◆ **What the task requires**: Write out the entries again exactly as they are given.
_ _ _
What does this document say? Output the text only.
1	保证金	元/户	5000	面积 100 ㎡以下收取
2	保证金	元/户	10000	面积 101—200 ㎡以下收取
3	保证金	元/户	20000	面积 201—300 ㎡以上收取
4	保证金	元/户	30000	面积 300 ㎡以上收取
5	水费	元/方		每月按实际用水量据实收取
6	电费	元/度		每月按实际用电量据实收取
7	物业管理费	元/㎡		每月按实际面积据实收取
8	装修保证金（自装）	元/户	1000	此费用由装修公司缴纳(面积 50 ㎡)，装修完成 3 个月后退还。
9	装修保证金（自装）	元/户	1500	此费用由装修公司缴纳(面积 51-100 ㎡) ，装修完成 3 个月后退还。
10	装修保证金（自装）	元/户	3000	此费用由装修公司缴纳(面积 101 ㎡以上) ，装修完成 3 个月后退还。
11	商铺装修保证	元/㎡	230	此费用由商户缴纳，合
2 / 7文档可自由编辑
_ _ _
◆ **Answer for this exercise**:
What does this document say? Output the text only.
1	保证金	元/户	5000	面积 100 ㎡以下收取
2	保证金	元/户	10000	面积 101—200 ㎡以下收取
3	保证金	元/户	20000	面积 201—300 ㎡以上收取
4	保证金	元/户	30000	面积 300 ㎡以上收取
5	水费	元/方		每月按实际用水量据实收取
6	电费	元/度		每月按实际用电量据实收取
7	物业管理费	元/㎡		每月按实际面积据实收取
8	装修保证金（自装）	元/户	1000	此费用由装修公司缴纳(面积 50 ㎡)，装修完成 3 个月后退还。
9	装修保证金（自装）	元/户	1500	此费用由装修公司缴纳(面积 51-100 ㎡) ，装修完成 3 个月后退还。
10	装修保证金（自装）	元/户	3000	此费用由装修公司缴纳(面积 101 ㎡以上) ，装修完成 3 个月后退还。
11	商铺装修保证	元/㎡	230	此费用由商户缴纳，合
2 / 7文档可自由编辑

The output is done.